Directions -> Check every line of the material below for "Desperate". Give the number of lines that have it, and only that.

Exercise materials ->
= = = = = = =
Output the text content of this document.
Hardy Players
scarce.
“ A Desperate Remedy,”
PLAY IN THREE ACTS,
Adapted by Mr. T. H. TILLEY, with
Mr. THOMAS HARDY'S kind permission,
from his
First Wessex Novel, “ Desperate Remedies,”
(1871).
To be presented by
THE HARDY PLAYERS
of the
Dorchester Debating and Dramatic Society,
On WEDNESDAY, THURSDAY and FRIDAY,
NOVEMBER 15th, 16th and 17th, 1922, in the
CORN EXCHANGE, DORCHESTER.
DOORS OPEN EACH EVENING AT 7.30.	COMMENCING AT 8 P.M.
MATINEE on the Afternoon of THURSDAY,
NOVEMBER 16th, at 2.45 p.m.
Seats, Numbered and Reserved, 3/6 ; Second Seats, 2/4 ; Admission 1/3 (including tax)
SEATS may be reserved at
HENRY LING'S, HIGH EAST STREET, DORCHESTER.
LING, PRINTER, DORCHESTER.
= = = = = = =
Exercise response -> 2